Exercise brief:
Omit every picture, then give all the entries again exactly.

━━━━━━

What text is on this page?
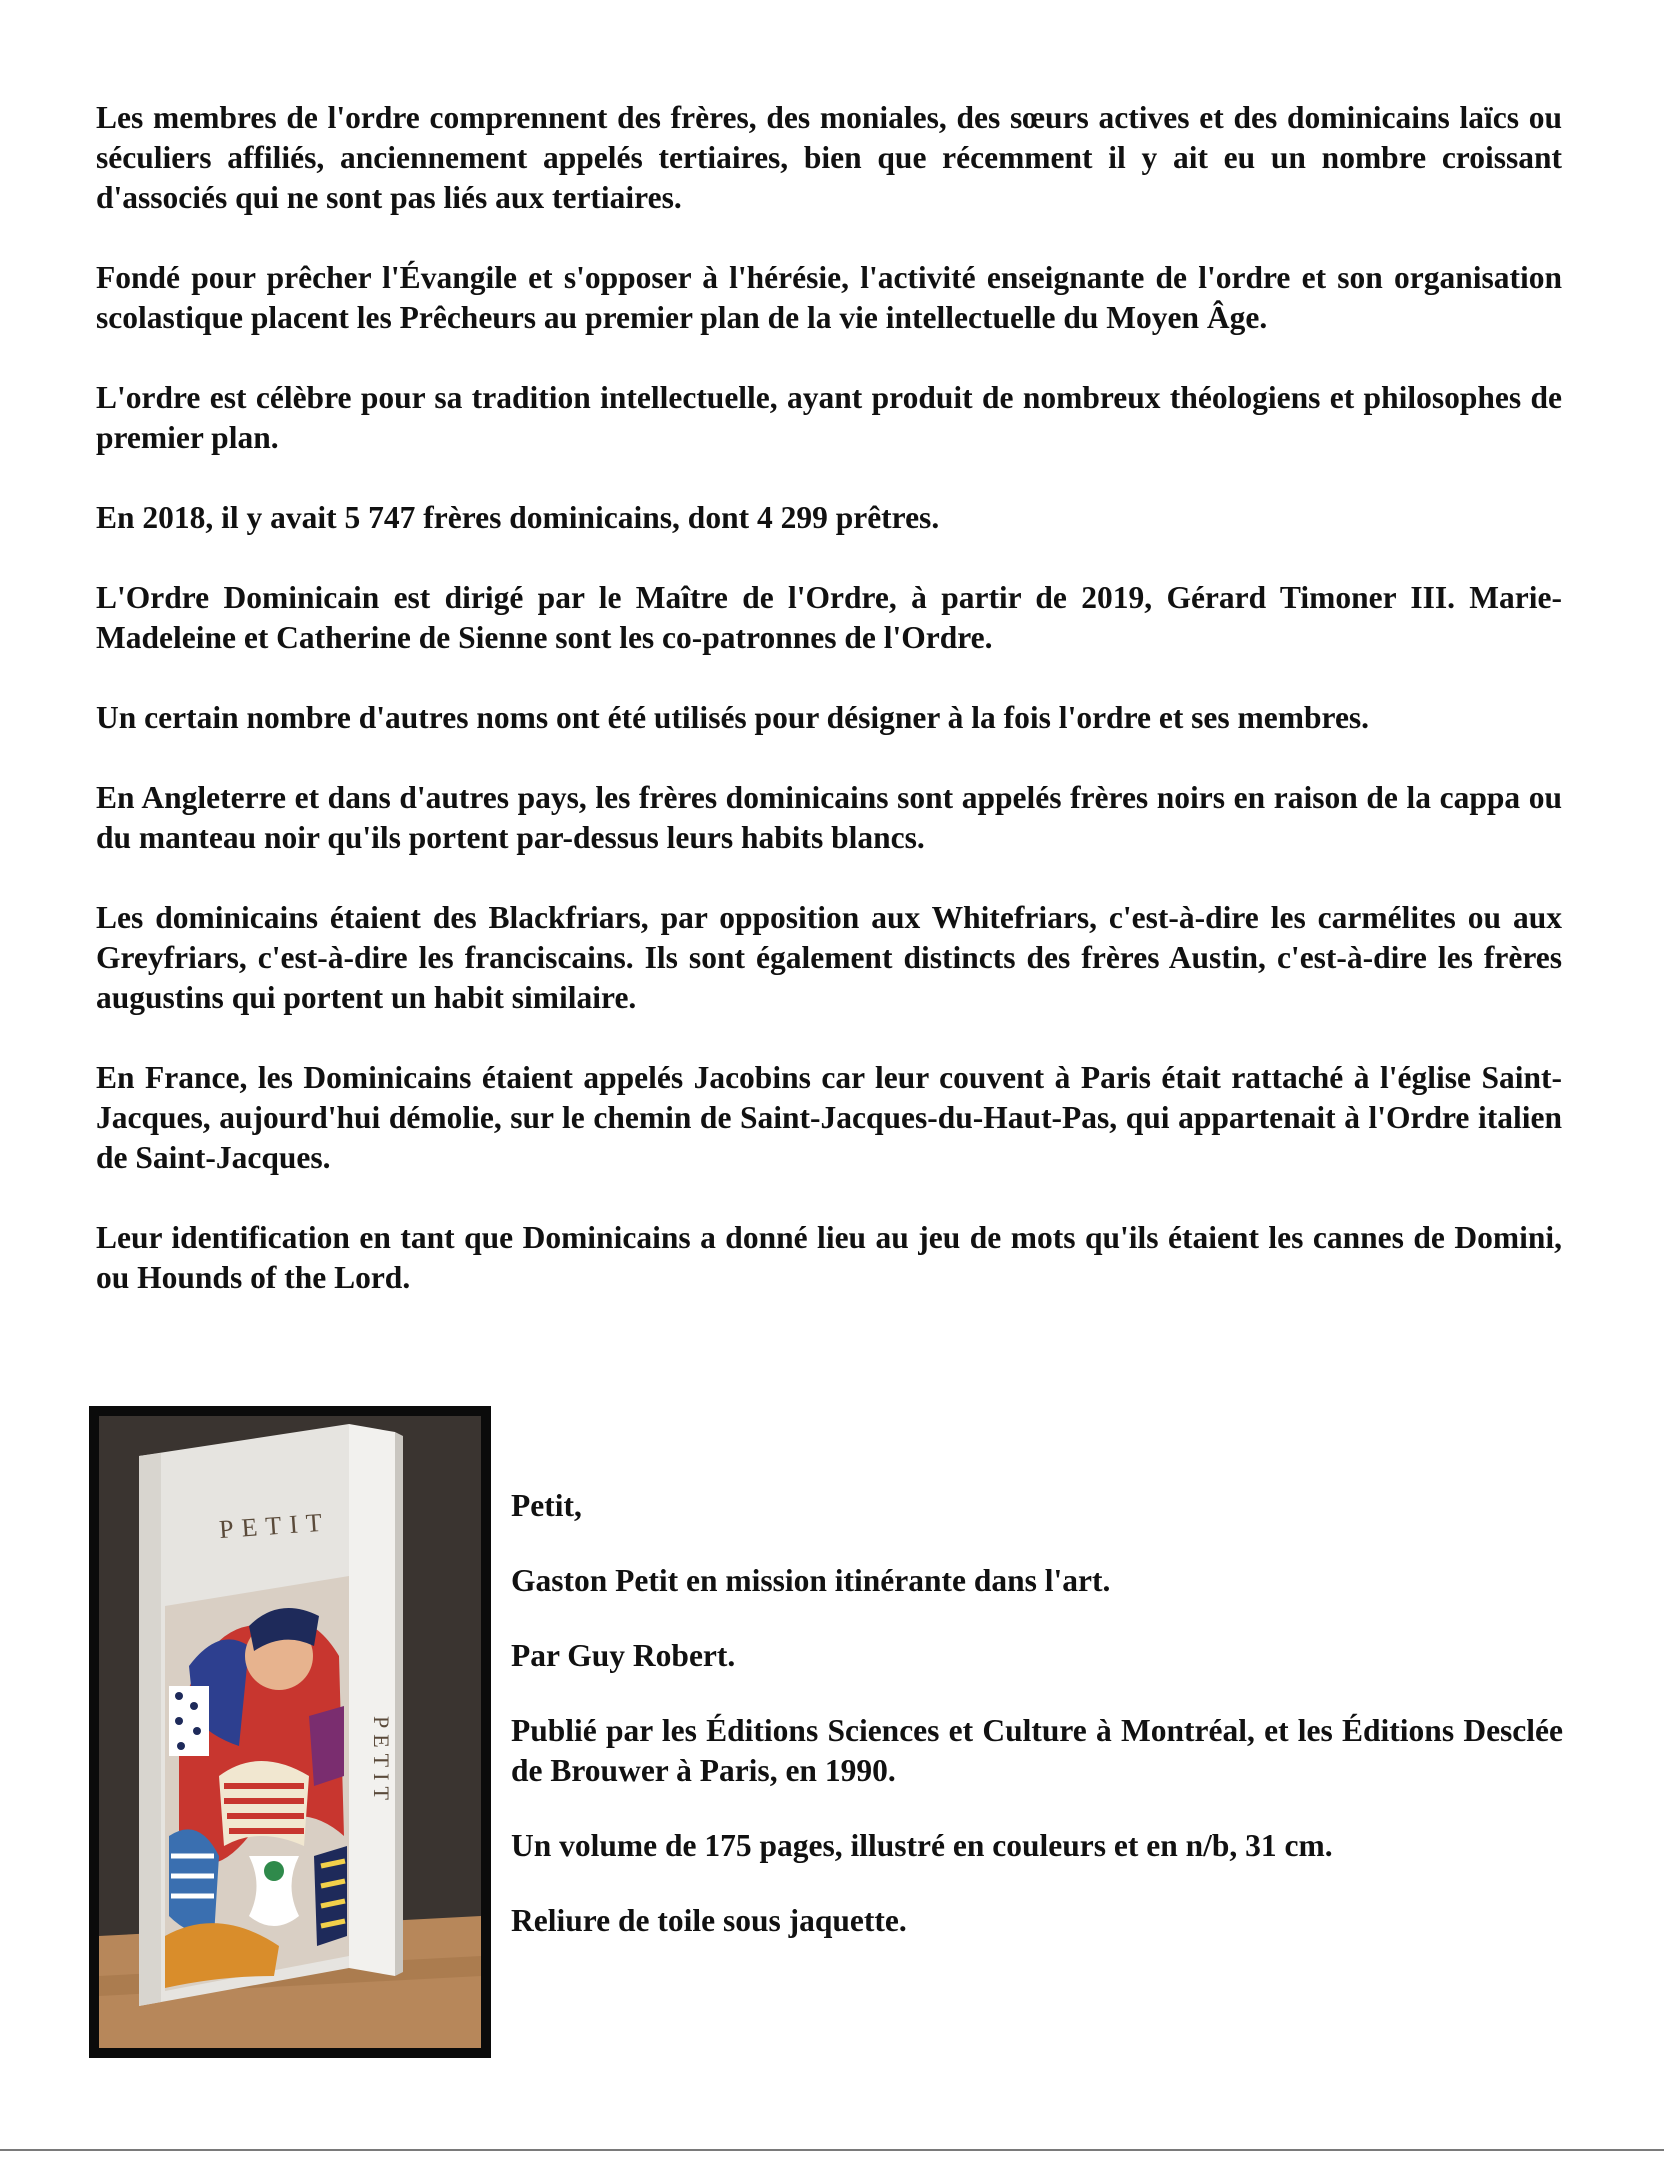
Les membres de l'ordre comprennent des frères, des moniales, des sœurs actives et des dominicains laïcs ou séculiers affiliés, anciennement appelés tertiaires, bien que récemment il y ait eu un nombre croissant d'associés qui ne sont pas liés aux tertiaires.

Fondé pour prêcher l'Évangile et s'opposer à l'hérésie, l'activité enseignante de l'ordre et son organisation scolastique placent les Prêcheurs au premier plan de la vie intellectuelle du Moyen Âge.

L'ordre est célèbre pour sa tradition intellectuelle, ayant produit de nombreux théologiens et philosophes de premier plan.

En 2018, il y avait 5 747 frères dominicains, dont 4 299 prêtres.

L'Ordre Dominicain est dirigé par le Maître de l'Ordre, à partir de 2019, Gérard Timoner III. Marie-Madeleine et Catherine de Sienne sont les co-patronnes de l'Ordre.

Un certain nombre d'autres noms ont été utilisés pour désigner à la fois l'ordre et ses membres.

En Angleterre et dans d'autres pays, les frères dominicains sont appelés frères noirs en raison de la cappa ou du manteau noir qu'ils portent par-dessus leurs habits blancs.

Les dominicains étaient des Blackfriars, par opposition aux Whitefriars, c'est-à-dire les carmélites ou aux Greyfriars, c'est-à-dire les franciscains. Ils sont également distincts des frères Austin, c'est-à-dire les frères augustins qui portent un habit similaire.

En France, les Dominicains étaient appelés Jacobins car leur couvent à Paris était rattaché à l'église Saint-Jacques, aujourd'hui démolie, sur le chemin de Saint-Jacques-du-Haut-Pas, qui appartenait à l'Ordre italien de Saint-Jacques.

Leur identification en tant que Dominicains a donné lieu au jeu de mots qu'ils étaient les cannes de Domini, ou Hounds of the Lord.

PETIT
PETIT

Petit,

Gaston Petit en mission itinérante dans l'art.

Par Guy Robert.

Publié par les Éditions Sciences et Culture à Montréal, et les Éditions Desclée de Brouwer à Paris, en 1990.

Un volume de 175 pages, illustré en couleurs et en n/b, 31 cm.

Reliure de toile sous jaquette.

━━━━━━

Solution below:
What text is on this page?
Les membres de l'ordre comprennent des frères, des moniales, des sœurs actives et des dominicains laïcs ou séculiers affiliés, anciennement appelés tertiaires, bien que récemment il y ait eu un nombre croissant d'associés qui ne sont pas liés aux tertiaires.

Fondé pour prêcher l'Évangile et s'opposer à l'hérésie, l'activité enseignante de l'ordre et son organisation scolastique placent les Prêcheurs au premier plan de la vie intellectuelle du Moyen Âge.

L'ordre est célèbre pour sa tradition intellectuelle, ayant produit de nombreux théologiens et philosophes de premier plan.

En 2018, il y avait 5 747 frères dominicains, dont 4 299 prêtres.

L'Ordre Dominicain est dirigé par le Maître de l'Ordre, à partir de 2019, Gérard Timoner III. Marie-Madeleine et Catherine de Sienne sont les co-patronnes de l'Ordre.

Un certain nombre d'autres noms ont été utilisés pour désigner à la fois l'ordre et ses membres.

En Angleterre et dans d'autres pays, les frères dominicains sont appelés frères noirs en raison de la cappa ou du manteau noir qu'ils portent par-dessus leurs habits blancs.

Les dominicains étaient des Blackfriars, par opposition aux Whitefriars, c'est-à-dire les carmélites ou aux Greyfriars, c'est-à-dire les franciscains. Ils sont également distincts des frères Austin, c'est-à-dire les frères augustins qui portent un habit similaire.

En France, les Dominicains étaient appelés Jacobins car leur couvent à Paris était rattaché à l'église Saint-Jacques, aujourd'hui démolie, sur le chemin de Saint-Jacques-du-Haut-Pas, qui appartenait à l'Ordre italien de Saint-Jacques.

Leur identification en tant que Dominicains a donné lieu au jeu de mots qu'ils étaient les cannes de Domini, ou Hounds of the Lord.

PETIT
PETIT

Petit,

Gaston Petit en mission itinérante dans l'art.

Par Guy Robert.

Publié par les Éditions Sciences et Culture à Montréal, et les Éditions Desclée de Brouwer à Paris, en 1990.

Un volume de 175 pages, illustré en couleurs et en n/b, 31 cm.

Reliure de toile sous jaquette.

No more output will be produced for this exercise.